> **INSTRUCTIONS FOR THE TASK**: Every line of the listing must be reproduced as it stands. Leave the images behind.

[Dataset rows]
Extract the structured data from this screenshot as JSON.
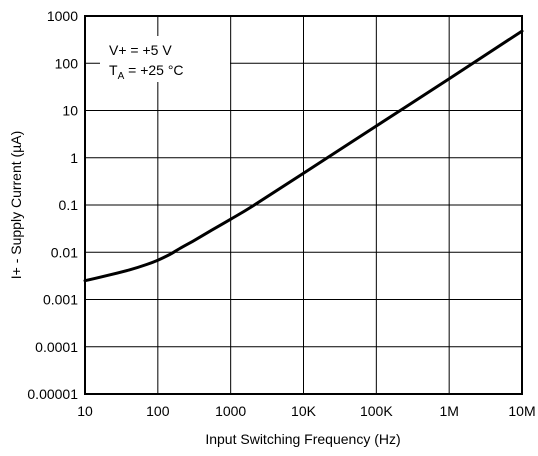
{
  "chart_data": {
    "type": "line",
    "title": "",
    "xlabel": "Input Switching Frequency (Hz)",
    "ylabel": "I+ - Supply Current (µA)",
    "x_scale": "log",
    "y_scale": "log",
    "xlim": [
      10,
      10000000
    ],
    "ylim": [
      1e-05,
      1000
    ],
    "x_tick_values": [
      10,
      100,
      1000,
      10000,
      100000,
      1000000,
      10000000
    ],
    "x_tick_labels": [
      "10",
      "100",
      "1000",
      "10K",
      "100K",
      "1M",
      "10M"
    ],
    "y_tick_values": [
      1e-05,
      0.0001,
      0.001,
      0.01,
      0.1,
      1,
      10,
      100,
      1000
    ],
    "y_tick_labels": [
      "0.00001",
      "0.0001",
      "0.001",
      "0.01",
      "0.1",
      "1",
      "10",
      "100",
      "1000"
    ],
    "grid": true,
    "annotations": {
      "line1": "V+ = +5 V",
      "line2_main": "T",
      "line2_sub": "A",
      "line2_rest": " = +25 °C"
    },
    "series": [
      {
        "x": [
          10,
          20,
          40,
          70,
          100,
          150,
          200,
          300,
          500,
          1000,
          2000,
          10000,
          100000,
          1000000,
          10000000
        ],
        "y": [
          0.0025,
          0.0032,
          0.0042,
          0.0055,
          0.0068,
          0.0092,
          0.012,
          0.017,
          0.027,
          0.05,
          0.095,
          0.47,
          4.7,
          47,
          480
        ]
      }
    ]
  }
}
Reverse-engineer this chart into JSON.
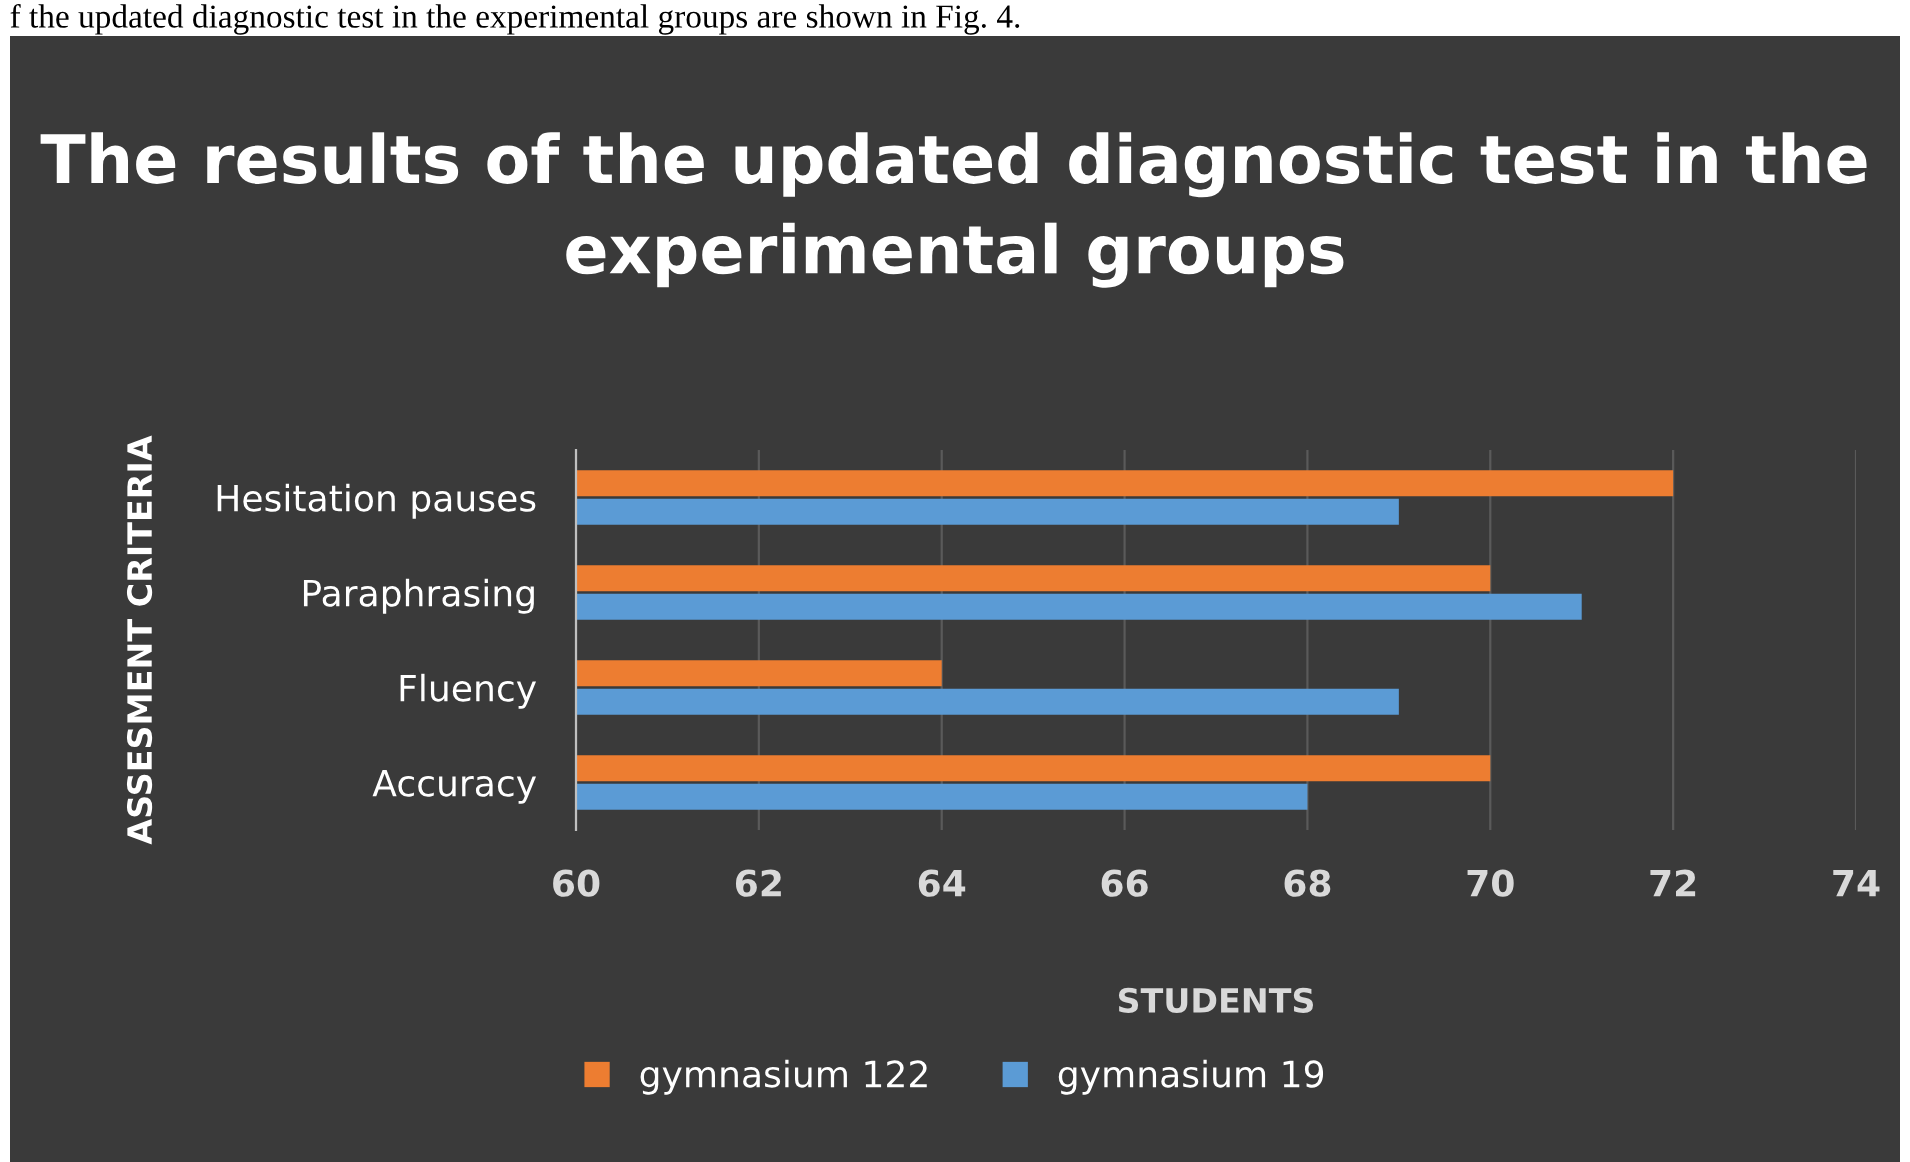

> **RESULT**:
Extract the structured data from this screenshot as JSON.
{
  "chart_data": {
    "type": "line",
    "title": "",
    "xlabel": "Input Switching Frequency (Hz)",
    "ylabel": "I+ - Supply Current (µA)",
    "x_scale": "log",
    "y_scale": "log",
    "xlim": [
      10,
      10000000
    ],
    "ylim": [
      1e-05,
      1000
    ],
    "x_tick_values": [
      10,
      100,
      1000,
      10000,
      100000,
      1000000,
      10000000
    ],
    "x_tick_labels": [
      "10",
      "100",
      "1000",
      "10K",
      "100K",
      "1M",
      "10M"
    ],
    "y_tick_values": [
      1e-05,
      0.0001,
      0.001,
      0.01,
      0.1,
      1,
      10,
      100,
      1000
    ],
    "y_tick_labels": [
      "0.00001",
      "0.0001",
      "0.001",
      "0.01",
      "0.1",
      "1",
      "10",
      "100",
      "1000"
    ],
    "grid": true,
    "annotations": {
      "line1": "V+ = +5 V",
      "line2_main": "T",
      "line2_sub": "A",
      "line2_rest": " = +25 °C"
    },
    "series": [
      {
        "x": [
          10,
          20,
          40,
          70,
          100,
          150,
          200,
          300,
          500,
          1000,
          2000,
          10000,
          100000,
          1000000,
          10000000
        ],
        "y": [
          0.0025,
          0.0032,
          0.0042,
          0.0055,
          0.0068,
          0.0092,
          0.012,
          0.017,
          0.027,
          0.05,
          0.095,
          0.47,
          4.7,
          47,
          480
        ]
      }
    ]
  }
}
Reverse-engineer this chart into JSON.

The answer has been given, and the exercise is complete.